THE TASK: Every entry must be copied word for word.

++++++

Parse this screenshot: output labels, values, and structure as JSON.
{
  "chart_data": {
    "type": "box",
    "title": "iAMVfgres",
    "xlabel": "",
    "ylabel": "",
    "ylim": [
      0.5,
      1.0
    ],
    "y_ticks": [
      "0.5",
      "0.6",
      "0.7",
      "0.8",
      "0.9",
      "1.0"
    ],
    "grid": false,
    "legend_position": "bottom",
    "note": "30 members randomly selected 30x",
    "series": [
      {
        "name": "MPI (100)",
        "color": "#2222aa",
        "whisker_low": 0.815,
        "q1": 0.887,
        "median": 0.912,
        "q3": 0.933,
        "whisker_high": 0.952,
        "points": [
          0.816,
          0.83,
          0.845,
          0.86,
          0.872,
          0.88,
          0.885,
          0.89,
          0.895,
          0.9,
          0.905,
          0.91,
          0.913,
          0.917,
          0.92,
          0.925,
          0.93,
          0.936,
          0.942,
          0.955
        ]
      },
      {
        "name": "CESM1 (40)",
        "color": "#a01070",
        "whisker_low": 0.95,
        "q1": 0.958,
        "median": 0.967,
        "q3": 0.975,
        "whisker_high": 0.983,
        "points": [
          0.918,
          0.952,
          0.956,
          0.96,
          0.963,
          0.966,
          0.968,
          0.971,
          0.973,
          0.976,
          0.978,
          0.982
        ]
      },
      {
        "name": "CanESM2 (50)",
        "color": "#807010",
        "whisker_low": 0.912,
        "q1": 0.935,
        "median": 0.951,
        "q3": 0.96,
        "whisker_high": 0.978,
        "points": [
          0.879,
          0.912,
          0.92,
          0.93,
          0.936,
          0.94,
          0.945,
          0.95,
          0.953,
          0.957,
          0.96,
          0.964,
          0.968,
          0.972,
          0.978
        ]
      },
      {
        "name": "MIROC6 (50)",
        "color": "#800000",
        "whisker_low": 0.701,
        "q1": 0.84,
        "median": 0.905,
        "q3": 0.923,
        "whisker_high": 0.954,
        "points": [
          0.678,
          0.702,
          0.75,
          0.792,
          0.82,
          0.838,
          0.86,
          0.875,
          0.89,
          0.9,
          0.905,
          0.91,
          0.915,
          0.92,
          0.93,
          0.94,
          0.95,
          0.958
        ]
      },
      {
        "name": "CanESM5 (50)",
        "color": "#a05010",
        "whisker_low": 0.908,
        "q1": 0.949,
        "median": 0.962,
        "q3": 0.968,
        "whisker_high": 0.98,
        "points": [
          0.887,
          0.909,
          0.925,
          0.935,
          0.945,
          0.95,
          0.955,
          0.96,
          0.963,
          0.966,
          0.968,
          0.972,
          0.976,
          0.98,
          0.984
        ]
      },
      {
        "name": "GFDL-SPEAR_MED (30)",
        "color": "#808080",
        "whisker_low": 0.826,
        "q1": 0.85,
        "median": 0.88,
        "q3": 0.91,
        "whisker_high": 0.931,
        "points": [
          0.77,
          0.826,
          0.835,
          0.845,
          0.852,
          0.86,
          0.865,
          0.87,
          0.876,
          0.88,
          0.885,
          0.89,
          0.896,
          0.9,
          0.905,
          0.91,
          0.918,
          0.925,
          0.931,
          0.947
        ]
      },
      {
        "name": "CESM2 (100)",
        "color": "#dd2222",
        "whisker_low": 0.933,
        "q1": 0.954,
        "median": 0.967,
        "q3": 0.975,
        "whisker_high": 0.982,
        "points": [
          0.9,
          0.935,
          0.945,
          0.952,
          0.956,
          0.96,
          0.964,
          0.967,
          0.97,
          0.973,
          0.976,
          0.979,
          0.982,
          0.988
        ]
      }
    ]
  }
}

++++++

THE COMPLETED TASK:
Parse this screenshot: output labels, values, and structure as JSON.
{
  "chart_data": {
    "type": "box",
    "title": "iAMVfgres",
    "xlabel": "",
    "ylabel": "",
    "ylim": [
      0.5,
      1.0
    ],
    "y_ticks": [
      "0.5",
      "0.6",
      "0.7",
      "0.8",
      "0.9",
      "1.0"
    ],
    "grid": false,
    "legend_position": "bottom",
    "note": "30 members randomly selected 30x",
    "series": [
      {
        "name": "MPI (100)",
        "color": "#2222aa",
        "whisker_low": 0.815,
        "q1": 0.887,
        "median": 0.912,
        "q3": 0.933,
        "whisker_high": 0.952,
        "points": [
          0.816,
          0.83,
          0.845,
          0.86,
          0.872,
          0.88,
          0.885,
          0.89,
          0.895,
          0.9,
          0.905,
          0.91,
          0.913,
          0.917,
          0.92,
          0.925,
          0.93,
          0.936,
          0.942,
          0.955
        ]
      },
      {
        "name": "CESM1 (40)",
        "color": "#a01070",
        "whisker_low": 0.95,
        "q1": 0.958,
        "median": 0.967,
        "q3": 0.975,
        "whisker_high": 0.983,
        "points": [
          0.918,
          0.952,
          0.956,
          0.96,
          0.963,
          0.966,
          0.968,
          0.971,
          0.973,
          0.976,
          0.978,
          0.982
        ]
      },
      {
        "name": "CanESM2 (50)",
        "color": "#807010",
        "whisker_low": 0.912,
        "q1": 0.935,
        "median": 0.951,
        "q3": 0.96,
        "whisker_high": 0.978,
        "points": [
          0.879,
          0.912,
          0.92,
          0.93,
          0.936,
          0.94,
          0.945,
          0.95,
          0.953,
          0.957,
          0.96,
          0.964,
          0.968,
          0.972,
          0.978
        ]
      },
      {
        "name": "MIROC6 (50)",
        "color": "#800000",
        "whisker_low": 0.701,
        "q1": 0.84,
        "median": 0.905,
        "q3": 0.923,
        "whisker_high": 0.954,
        "points": [
          0.678,
          0.702,
          0.75,
          0.792,
          0.82,
          0.838,
          0.86,
          0.875,
          0.89,
          0.9,
          0.905,
          0.91,
          0.915,
          0.92,
          0.93,
          0.94,
          0.95,
          0.958
        ]
      },
      {
        "name": "CanESM5 (50)",
        "color": "#a05010",
        "whisker_low": 0.908,
        "q1": 0.949,
        "median": 0.962,
        "q3": 0.968,
        "whisker_high": 0.98,
        "points": [
          0.887,
          0.909,
          0.925,
          0.935,
          0.945,
          0.95,
          0.955,
          0.96,
          0.963,
          0.966,
          0.968,
          0.972,
          0.976,
          0.98,
          0.984
        ]
      },
      {
        "name": "GFDL-SPEAR_MED (30)",
        "color": "#808080",
        "whisker_low": 0.826,
        "q1": 0.85,
        "median": 0.88,
        "q3": 0.91,
        "whisker_high": 0.931,
        "points": [
          0.77,
          0.826,
          0.835,
          0.845,
          0.852,
          0.86,
          0.865,
          0.87,
          0.876,
          0.88,
          0.885,
          0.89,
          0.896,
          0.9,
          0.905,
          0.91,
          0.918,
          0.925,
          0.931,
          0.947
        ]
      },
      {
        "name": "CESM2 (100)",
        "color": "#dd2222",
        "whisker_low": 0.933,
        "q1": 0.954,
        "median": 0.967,
        "q3": 0.975,
        "whisker_high": 0.982,
        "points": [
          0.9,
          0.935,
          0.945,
          0.952,
          0.956,
          0.96,
          0.964,
          0.967,
          0.97,
          0.973,
          0.976,
          0.979,
          0.982,
          0.988
        ]
      }
    ]
  }
}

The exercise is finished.